Murder in the First
So we come to the 1200s. The Cantilupes were making their presence felt in King John’s service. Fulk, brother of William (I), was one of the ‘cruel and inhuman knights’ who expelled the monks of Canterbury during the Stephen Langton affair.1
William I, his son William II and Fulk were also all named and shamed as King John’s evil councillors – it was standard political rhetoric at this time to blame the counselors of a king rather than the king himself, so this should be taken with a good pinch of salt. Unfortunately there’s very little information aside from the rather biased chronicle to tell us what the family members were like as people, so we shall have to look into their track records instead.
William I was certainly loyal to King John, and to John’s nine year old heir, Henry. In 1217 William I is found laying siege to the castles of Montsorrel and Lincoln, helping to repel the French invasion and ensure Henry’s succession, and was named as a baron of the Exchequer in that same year.
Their kinsman Roger, unconnected to the king’s turbulent court, was named as a miles nobilis de Esexsia, a noble knight of Essex, but was accused of disturbing the king’s peace – of which he was convicted, and consequently hanged.2
It is likely that he was a rebel baron at the end of John’s reign, and this is the treason to which the bishop Chester referred some time later. Matthew Paris records that, in 1225, Bishop Alexander Stavenby of Chester complained ‘most severely’ about Roger de Cantilupe, a lawyer, saying that his father had been a traitor and had been hanged for his sins.3 Roger then apparently kept his peace, as his father’s treason was not something he was able to deny.
In searching for this hanged Roger, I found a hanged Hugh: hanged after being defeated in a judicial duel.
Hugh de Cantilupe, hung for ‘felony’, held the manors of Smeethton and Finborough in Essex.4 He murdered John de Goldingham in 1225, after a disagreement between the two families spiraled rapidly out of control. Could the names have been confused, or could the hanged Roger be a relative of the hanged Hugh? Was Bishop Alexander referring to Roger the noble knight of Essex, or was this a mistake on the part of the Annales Monastici, confusing father and son?
Either way, let’s look at the hanged Hugh.
The case between the Goldinghams and the Cantilupes, first concerning pleas of service, then of breaking the king’s peace, had been dragging on since 1224 and had originally been between Peter de Cantilupe and Hugh de Goldingham, both on the king’s service in Scotland, but in the same year Hugh de Cantilupe had become involved versus John de Goldingham.5
The Goldinghams were neighbours of the Cantilupes, and at some point (probably c.1215 in the chaos of the civil war) John de Goldingham had stopped paying rent for a small parcel of land he held from Hugh de Cantilupe. Hugh took some livestock from John to get him to pay up – a fairly standard practice. John appealed to the courts, and won. Hugh wasn’t having any of that, so he paid a mark to have the case heard before the royal justices at Westminster. In 1224 a compromise was reached: John admitted he owed the 12d in rent plus arrears, and Hugh dropped his right to scutage and other claims he had made.

════

Objective 1:
Please reproduce the rows word for word, starting with the first row and ending with the row that contains "help-icon[interactable] bbox=[30, 58, 46, 74]", both included.

Entries for layout elements:
════

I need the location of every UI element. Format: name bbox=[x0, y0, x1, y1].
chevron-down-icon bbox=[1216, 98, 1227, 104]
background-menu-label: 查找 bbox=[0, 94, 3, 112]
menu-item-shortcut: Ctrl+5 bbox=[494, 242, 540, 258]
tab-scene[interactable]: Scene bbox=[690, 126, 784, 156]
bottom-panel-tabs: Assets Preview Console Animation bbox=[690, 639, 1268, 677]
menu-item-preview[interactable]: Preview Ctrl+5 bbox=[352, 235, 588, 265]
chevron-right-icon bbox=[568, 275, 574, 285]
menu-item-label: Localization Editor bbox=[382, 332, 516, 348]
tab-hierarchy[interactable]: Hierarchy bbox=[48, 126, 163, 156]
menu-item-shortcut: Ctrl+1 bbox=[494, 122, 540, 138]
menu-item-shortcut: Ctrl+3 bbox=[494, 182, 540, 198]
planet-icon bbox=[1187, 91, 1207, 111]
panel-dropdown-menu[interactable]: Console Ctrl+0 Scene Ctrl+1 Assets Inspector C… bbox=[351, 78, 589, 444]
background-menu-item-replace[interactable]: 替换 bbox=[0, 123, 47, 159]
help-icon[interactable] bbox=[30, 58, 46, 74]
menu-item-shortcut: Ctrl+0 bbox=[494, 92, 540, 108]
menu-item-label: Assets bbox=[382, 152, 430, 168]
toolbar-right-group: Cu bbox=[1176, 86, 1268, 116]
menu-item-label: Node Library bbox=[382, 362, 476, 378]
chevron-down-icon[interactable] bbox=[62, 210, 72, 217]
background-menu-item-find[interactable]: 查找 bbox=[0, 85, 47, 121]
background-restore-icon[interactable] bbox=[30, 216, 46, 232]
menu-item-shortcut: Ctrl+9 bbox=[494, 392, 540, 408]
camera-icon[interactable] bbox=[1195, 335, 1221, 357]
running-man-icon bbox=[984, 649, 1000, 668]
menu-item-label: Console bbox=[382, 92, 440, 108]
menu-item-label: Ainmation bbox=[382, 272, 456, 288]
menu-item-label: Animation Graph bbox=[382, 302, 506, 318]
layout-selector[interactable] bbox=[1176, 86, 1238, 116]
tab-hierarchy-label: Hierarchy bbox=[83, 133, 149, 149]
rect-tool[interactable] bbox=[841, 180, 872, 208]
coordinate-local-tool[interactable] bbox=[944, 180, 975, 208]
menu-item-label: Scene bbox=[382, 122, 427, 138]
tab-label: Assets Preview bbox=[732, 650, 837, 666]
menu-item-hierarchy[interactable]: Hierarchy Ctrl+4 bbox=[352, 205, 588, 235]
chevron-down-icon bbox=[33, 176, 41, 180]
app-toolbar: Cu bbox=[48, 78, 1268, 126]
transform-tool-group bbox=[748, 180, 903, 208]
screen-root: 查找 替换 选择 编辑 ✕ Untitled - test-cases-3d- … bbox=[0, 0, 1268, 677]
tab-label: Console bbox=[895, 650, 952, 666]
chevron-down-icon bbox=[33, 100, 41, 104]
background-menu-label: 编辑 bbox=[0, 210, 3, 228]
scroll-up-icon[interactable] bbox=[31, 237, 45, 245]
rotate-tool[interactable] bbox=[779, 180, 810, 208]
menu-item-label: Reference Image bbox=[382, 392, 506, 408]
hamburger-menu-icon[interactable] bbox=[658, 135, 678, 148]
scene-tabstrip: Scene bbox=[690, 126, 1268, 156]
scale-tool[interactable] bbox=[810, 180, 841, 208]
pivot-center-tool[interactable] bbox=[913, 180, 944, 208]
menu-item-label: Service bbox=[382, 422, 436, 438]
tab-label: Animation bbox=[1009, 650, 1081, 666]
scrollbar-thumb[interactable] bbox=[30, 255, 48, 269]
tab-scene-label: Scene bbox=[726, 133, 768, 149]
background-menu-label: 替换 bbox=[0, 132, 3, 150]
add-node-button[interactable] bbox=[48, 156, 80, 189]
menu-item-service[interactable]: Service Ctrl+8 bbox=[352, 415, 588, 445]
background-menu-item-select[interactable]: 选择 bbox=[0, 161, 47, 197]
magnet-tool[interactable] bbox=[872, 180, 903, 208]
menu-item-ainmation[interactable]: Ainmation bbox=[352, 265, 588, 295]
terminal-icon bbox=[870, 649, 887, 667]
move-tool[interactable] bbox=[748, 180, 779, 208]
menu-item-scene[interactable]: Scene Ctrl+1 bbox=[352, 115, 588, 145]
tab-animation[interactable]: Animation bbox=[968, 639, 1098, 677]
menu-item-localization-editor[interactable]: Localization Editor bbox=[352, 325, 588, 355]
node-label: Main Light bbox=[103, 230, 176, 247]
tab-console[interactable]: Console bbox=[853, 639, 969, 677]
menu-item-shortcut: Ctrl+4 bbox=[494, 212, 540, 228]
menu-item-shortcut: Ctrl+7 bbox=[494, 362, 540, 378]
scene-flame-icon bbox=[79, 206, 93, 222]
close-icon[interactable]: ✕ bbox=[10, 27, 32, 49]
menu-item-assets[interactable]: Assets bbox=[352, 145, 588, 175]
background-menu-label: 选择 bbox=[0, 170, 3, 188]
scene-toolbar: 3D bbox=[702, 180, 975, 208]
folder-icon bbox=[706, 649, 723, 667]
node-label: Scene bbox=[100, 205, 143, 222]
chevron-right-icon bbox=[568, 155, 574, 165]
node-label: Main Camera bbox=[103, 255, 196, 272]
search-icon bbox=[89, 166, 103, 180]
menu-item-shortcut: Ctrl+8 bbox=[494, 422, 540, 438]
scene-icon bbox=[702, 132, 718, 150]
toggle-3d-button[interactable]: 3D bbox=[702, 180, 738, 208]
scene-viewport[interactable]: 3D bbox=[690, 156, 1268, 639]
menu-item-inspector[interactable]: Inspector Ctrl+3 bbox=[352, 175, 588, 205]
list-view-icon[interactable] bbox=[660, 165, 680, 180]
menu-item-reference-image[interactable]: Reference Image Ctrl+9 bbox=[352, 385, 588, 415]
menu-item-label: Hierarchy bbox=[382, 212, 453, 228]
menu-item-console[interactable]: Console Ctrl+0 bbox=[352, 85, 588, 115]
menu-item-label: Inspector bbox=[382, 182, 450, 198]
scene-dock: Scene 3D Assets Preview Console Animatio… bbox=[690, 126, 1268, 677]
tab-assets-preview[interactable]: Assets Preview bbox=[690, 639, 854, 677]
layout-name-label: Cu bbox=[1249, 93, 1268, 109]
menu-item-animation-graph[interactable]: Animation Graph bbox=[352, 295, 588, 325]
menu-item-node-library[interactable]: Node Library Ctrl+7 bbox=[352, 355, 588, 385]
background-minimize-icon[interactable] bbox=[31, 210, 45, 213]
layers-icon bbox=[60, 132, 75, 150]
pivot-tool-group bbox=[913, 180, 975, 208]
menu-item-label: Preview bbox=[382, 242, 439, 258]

════

Objective 2:
Answer these from the piece on the Cantilupes:
(a) In what year was William I named a baron of the Exchequer?
(b) Which manors did Hugh de Cantilupe hold?
(c) What rent did John de Goldingham admit he owed in the 1224 compromise?

Final answer 1:
I need the location of every UI element. Format: name bbox=[x0, y0, x1, y1].
chevron-down-icon bbox=[1216, 98, 1227, 104]
background-menu-label: 查找 bbox=[0, 94, 3, 112]
menu-item-shortcut: Ctrl+5 bbox=[494, 242, 540, 258]
tab-scene[interactable]: Scene bbox=[690, 126, 784, 156]
bottom-panel-tabs: Assets Preview Console Animation bbox=[690, 639, 1268, 677]
menu-item-preview[interactable]: Preview Ctrl+5 bbox=[352, 235, 588, 265]
chevron-right-icon bbox=[568, 275, 574, 285]
menu-item-label: Localization Editor bbox=[382, 332, 516, 348]
tab-hierarchy[interactable]: Hierarchy bbox=[48, 126, 163, 156]
menu-item-shortcut: Ctrl+1 bbox=[494, 122, 540, 138]
menu-item-shortcut: Ctrl+3 bbox=[494, 182, 540, 198]
planet-icon bbox=[1187, 91, 1207, 111]
panel-dropdown-menu[interactable]: Console Ctrl+0 Scene Ctrl+1 Assets Inspector C… bbox=[351, 78, 589, 444]
background-menu-item-replace[interactable]: 替换 bbox=[0, 123, 47, 159]
help-icon[interactable] bbox=[30, 58, 46, 74]

Final answer 2:
(a) 1217
(b) Smeethton and Finborough, in Essex
(c) 12d, plus arrears